WHAT THIS TASK INVOLVES> Within these records, how many lines hold "Refractory"? Give the number alone.

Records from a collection

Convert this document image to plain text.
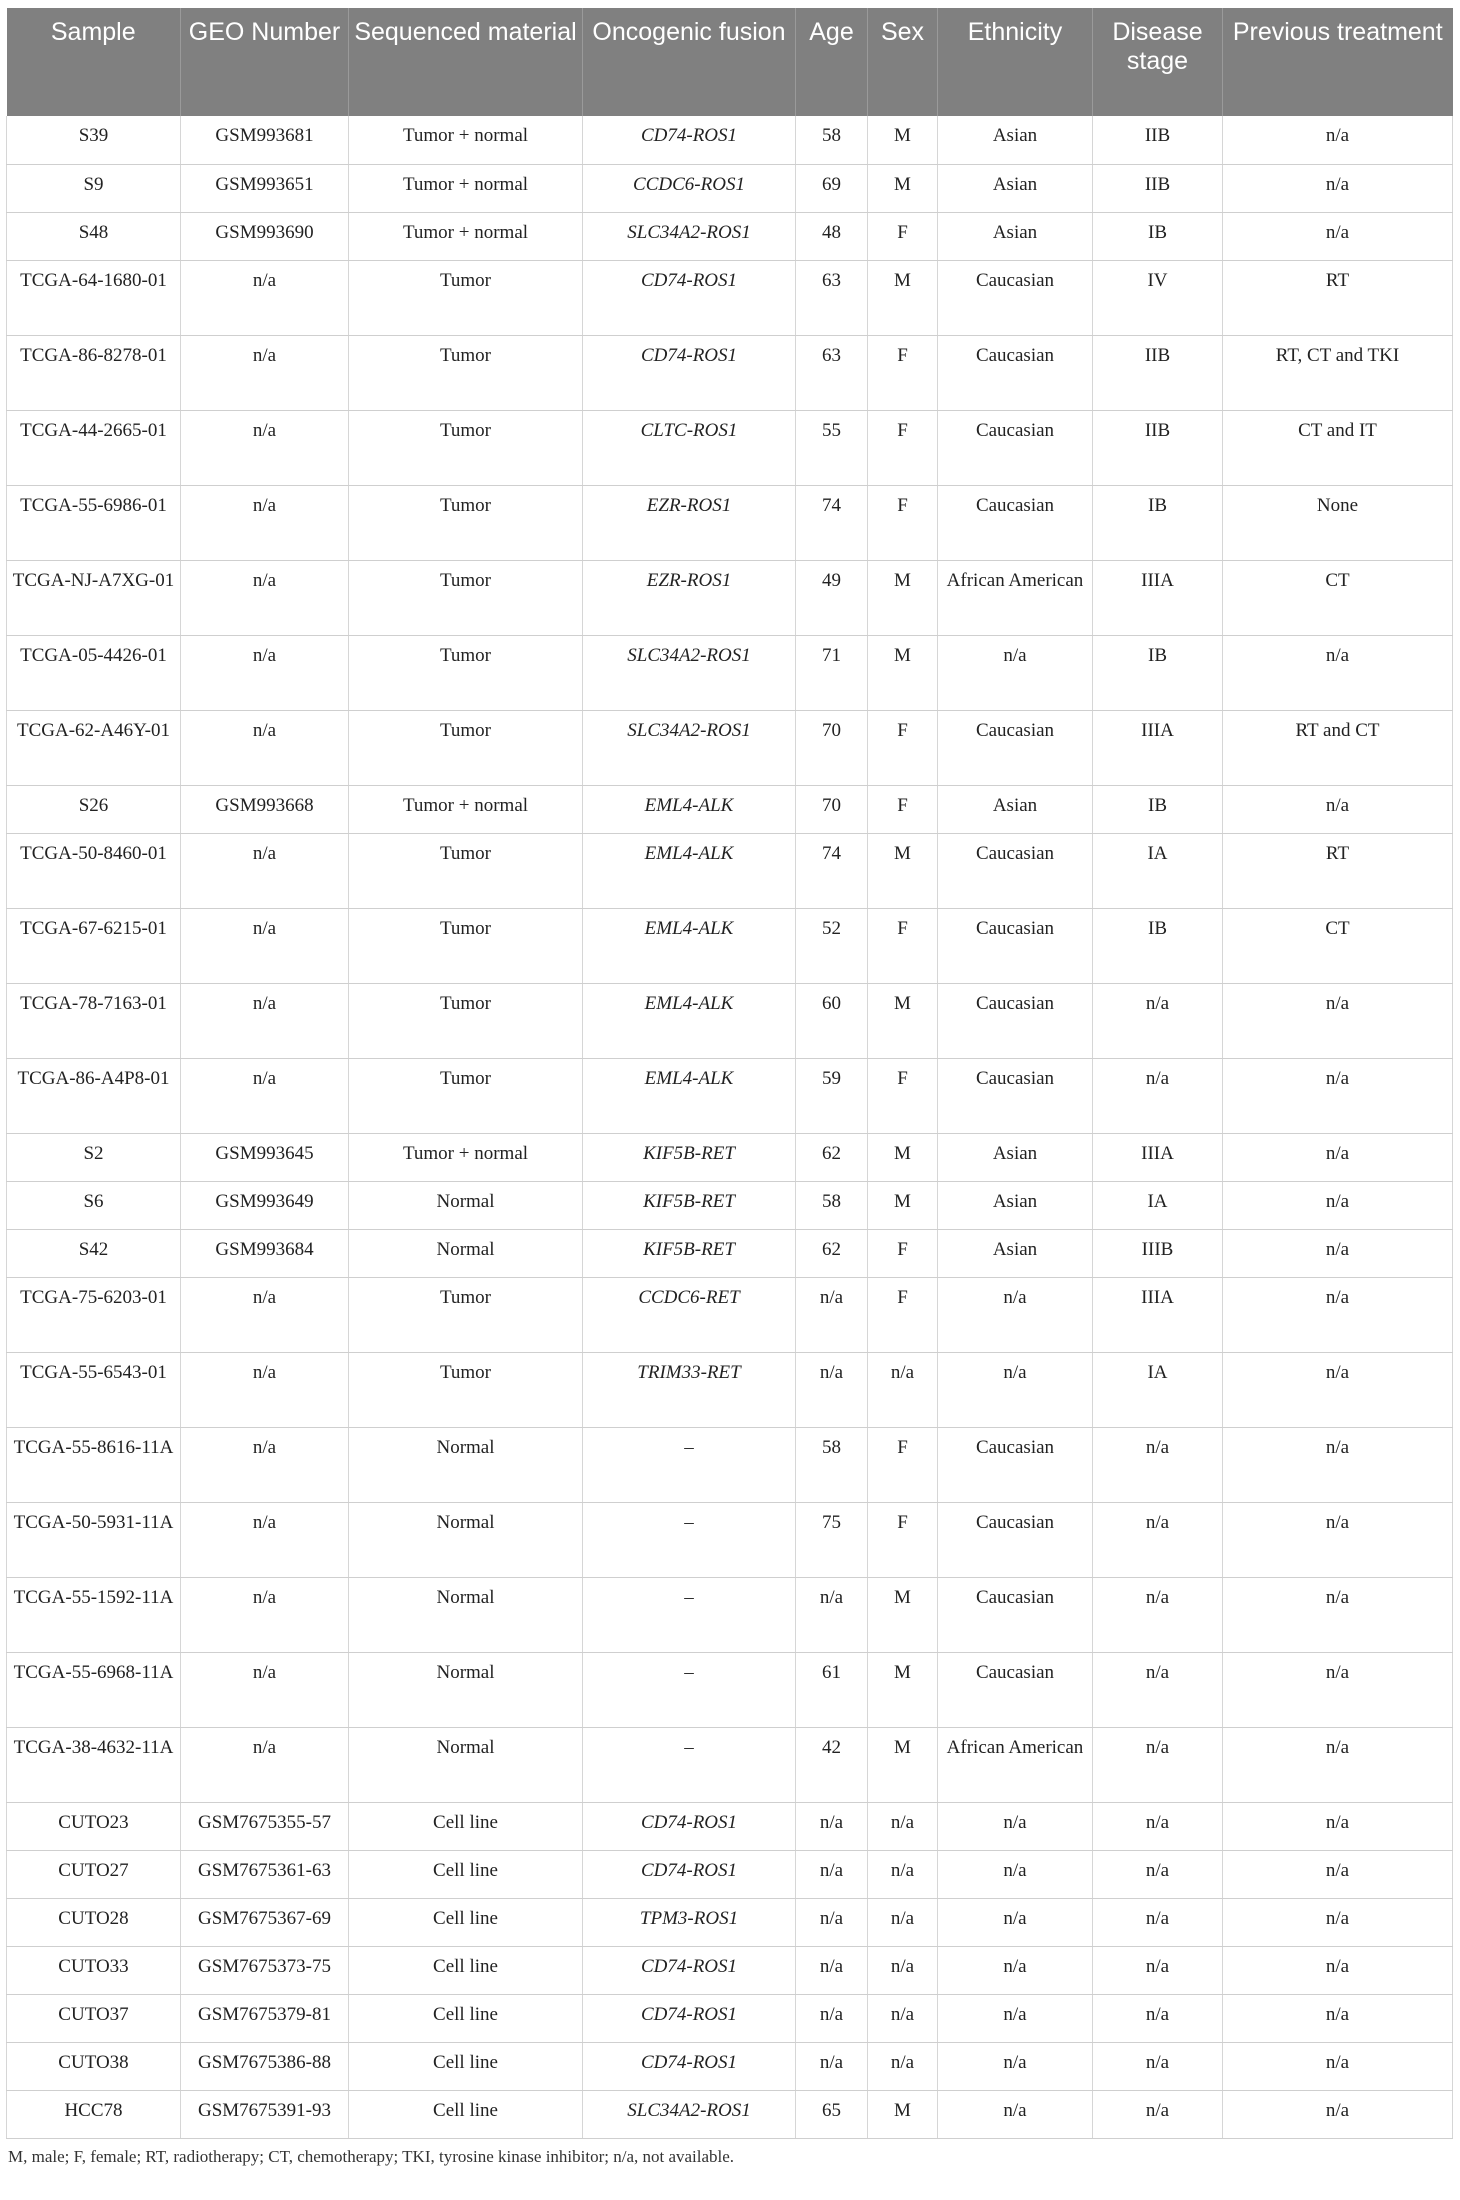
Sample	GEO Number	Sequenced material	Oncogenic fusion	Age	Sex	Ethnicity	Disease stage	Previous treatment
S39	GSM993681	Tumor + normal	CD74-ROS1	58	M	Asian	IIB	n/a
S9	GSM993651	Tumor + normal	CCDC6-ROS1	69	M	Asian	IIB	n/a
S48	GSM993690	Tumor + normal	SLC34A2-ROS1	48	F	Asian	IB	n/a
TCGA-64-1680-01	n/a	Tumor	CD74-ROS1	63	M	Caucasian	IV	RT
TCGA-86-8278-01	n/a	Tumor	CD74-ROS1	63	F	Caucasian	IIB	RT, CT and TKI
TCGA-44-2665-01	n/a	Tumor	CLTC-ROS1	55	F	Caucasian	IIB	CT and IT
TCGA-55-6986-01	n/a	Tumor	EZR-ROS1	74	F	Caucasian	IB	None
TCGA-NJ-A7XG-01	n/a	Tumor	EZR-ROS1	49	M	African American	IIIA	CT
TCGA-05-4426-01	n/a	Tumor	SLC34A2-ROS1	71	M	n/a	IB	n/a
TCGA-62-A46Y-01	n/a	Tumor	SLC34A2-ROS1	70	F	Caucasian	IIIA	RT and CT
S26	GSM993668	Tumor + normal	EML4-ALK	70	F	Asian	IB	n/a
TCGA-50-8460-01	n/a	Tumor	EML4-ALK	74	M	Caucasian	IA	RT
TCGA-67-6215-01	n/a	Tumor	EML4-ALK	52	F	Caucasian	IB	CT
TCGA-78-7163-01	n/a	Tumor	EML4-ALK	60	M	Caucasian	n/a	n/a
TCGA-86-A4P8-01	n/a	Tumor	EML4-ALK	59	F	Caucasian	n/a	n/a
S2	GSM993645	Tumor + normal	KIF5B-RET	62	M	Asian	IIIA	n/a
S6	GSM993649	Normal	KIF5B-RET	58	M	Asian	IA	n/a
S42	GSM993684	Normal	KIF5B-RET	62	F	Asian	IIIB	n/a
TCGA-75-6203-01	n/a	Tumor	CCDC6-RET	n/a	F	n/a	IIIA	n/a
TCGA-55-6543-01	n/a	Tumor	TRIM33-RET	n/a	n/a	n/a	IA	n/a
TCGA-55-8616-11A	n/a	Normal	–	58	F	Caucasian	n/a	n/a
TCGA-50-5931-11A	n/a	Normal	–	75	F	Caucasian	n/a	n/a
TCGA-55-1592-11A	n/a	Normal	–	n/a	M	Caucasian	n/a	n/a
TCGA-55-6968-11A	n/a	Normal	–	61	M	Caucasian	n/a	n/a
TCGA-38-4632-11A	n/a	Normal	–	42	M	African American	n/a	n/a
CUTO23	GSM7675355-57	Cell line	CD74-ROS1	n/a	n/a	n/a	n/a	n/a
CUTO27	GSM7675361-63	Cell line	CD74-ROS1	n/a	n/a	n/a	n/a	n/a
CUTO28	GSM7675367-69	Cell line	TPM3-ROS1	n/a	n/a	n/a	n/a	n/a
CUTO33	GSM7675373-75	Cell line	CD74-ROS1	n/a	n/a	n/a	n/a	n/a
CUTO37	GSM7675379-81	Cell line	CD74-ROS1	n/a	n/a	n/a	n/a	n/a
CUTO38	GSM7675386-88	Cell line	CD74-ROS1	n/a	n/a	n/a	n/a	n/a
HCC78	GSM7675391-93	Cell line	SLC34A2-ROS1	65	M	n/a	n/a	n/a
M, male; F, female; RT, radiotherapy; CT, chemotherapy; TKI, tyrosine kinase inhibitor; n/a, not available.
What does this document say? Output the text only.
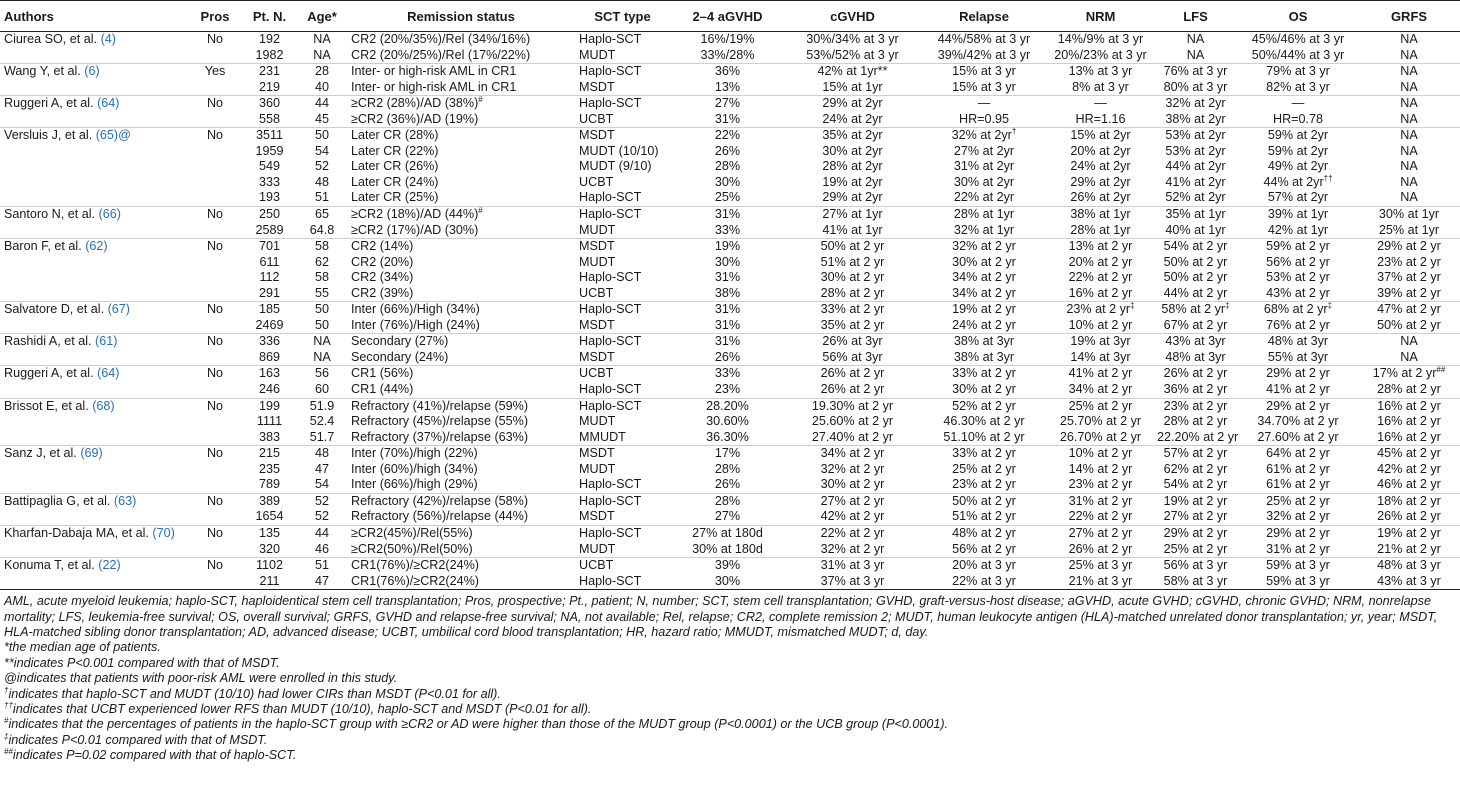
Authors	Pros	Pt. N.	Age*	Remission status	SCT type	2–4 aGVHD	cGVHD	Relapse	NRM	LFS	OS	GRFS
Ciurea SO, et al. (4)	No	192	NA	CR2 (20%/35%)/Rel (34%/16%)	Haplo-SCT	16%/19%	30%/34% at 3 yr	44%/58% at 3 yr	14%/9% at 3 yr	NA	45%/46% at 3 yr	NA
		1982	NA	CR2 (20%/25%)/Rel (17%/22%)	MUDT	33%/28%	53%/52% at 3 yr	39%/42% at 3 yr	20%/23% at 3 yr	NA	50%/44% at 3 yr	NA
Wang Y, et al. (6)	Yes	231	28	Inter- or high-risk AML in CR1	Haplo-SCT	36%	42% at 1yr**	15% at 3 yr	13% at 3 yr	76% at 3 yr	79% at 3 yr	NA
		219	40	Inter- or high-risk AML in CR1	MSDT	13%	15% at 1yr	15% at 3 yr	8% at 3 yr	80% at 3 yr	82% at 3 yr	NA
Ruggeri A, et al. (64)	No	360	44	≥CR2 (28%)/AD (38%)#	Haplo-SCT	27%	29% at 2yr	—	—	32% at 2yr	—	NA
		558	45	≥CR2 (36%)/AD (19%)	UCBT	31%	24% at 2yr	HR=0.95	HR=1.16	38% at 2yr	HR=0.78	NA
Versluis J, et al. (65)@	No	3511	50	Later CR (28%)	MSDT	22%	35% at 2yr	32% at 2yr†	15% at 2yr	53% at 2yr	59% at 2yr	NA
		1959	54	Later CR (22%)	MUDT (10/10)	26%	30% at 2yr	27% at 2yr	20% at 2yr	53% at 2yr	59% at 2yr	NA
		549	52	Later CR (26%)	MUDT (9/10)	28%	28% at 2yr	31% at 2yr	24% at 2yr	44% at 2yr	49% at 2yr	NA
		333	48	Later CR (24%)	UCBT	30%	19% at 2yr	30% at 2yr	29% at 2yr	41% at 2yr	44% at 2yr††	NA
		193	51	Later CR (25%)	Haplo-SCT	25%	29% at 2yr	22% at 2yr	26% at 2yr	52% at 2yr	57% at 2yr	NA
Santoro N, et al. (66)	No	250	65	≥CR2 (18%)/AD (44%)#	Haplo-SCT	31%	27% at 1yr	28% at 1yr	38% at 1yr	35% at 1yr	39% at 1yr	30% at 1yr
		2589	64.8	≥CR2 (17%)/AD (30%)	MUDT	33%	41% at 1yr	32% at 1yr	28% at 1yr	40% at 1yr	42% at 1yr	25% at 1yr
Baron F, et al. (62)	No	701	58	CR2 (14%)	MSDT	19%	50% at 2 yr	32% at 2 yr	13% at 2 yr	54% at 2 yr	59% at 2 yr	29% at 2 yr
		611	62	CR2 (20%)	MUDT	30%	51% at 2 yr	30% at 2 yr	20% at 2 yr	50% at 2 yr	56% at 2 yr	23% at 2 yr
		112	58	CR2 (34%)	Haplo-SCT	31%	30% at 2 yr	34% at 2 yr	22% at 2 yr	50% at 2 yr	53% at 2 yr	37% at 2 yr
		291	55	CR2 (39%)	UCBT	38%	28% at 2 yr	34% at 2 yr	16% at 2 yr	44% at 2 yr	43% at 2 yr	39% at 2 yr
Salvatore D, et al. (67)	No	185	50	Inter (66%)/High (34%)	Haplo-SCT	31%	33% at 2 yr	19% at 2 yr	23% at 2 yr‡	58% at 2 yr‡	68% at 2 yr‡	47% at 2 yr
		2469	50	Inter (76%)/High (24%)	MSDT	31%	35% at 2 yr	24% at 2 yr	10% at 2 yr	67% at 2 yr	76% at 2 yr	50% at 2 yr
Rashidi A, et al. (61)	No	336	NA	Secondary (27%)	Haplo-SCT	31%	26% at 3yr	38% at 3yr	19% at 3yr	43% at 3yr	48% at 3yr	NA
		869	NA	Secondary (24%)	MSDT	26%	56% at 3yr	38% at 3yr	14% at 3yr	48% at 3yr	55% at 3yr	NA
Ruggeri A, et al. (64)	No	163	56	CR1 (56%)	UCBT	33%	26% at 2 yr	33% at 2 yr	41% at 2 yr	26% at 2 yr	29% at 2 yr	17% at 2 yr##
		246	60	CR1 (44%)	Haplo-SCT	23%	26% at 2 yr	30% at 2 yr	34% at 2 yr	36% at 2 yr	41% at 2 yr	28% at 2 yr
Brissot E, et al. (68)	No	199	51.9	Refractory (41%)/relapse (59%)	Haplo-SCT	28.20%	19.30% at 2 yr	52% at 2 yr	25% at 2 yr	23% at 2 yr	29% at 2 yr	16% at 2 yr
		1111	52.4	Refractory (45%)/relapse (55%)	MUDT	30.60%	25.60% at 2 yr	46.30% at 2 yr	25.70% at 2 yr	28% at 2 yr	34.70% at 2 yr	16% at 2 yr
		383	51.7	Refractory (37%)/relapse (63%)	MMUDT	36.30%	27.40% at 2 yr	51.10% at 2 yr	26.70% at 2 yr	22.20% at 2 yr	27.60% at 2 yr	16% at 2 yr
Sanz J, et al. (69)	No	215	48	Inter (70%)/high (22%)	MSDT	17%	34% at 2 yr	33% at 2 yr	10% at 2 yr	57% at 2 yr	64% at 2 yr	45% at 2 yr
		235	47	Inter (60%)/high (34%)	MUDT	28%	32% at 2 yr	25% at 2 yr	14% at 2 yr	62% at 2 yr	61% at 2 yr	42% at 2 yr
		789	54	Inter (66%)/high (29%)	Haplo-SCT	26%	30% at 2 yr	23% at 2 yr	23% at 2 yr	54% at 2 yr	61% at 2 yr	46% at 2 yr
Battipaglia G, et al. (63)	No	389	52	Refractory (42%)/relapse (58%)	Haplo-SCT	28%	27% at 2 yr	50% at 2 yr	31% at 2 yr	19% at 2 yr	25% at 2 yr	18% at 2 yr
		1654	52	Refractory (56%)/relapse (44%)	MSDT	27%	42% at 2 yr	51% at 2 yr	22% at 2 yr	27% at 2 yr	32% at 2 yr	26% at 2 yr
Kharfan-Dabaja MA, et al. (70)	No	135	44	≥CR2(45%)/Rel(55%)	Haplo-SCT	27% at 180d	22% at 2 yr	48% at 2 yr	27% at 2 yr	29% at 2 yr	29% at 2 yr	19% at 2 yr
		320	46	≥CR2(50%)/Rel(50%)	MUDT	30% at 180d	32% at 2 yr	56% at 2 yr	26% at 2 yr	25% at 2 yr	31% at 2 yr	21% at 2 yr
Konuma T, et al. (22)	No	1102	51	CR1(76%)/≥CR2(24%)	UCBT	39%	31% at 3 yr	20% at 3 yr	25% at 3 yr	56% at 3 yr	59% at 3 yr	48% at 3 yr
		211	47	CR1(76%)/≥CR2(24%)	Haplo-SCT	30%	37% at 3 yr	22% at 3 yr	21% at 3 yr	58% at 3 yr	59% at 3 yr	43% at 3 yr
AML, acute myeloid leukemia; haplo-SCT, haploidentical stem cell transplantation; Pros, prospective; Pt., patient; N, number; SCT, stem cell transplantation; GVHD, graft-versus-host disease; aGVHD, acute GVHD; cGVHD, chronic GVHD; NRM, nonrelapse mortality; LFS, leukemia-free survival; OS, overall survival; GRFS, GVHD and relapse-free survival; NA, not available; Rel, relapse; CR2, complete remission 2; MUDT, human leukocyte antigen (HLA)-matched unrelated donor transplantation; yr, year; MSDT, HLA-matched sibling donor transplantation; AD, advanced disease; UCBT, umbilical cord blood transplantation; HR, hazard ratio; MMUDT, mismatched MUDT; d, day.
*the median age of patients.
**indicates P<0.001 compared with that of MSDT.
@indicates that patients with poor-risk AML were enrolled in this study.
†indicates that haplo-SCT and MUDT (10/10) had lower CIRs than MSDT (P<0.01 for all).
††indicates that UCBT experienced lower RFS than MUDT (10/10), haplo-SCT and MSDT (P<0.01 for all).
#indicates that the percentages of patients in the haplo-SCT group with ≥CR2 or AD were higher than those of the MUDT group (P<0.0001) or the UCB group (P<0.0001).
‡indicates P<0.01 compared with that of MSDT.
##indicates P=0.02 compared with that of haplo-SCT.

ANSWER TO THIS EXERCISE> 5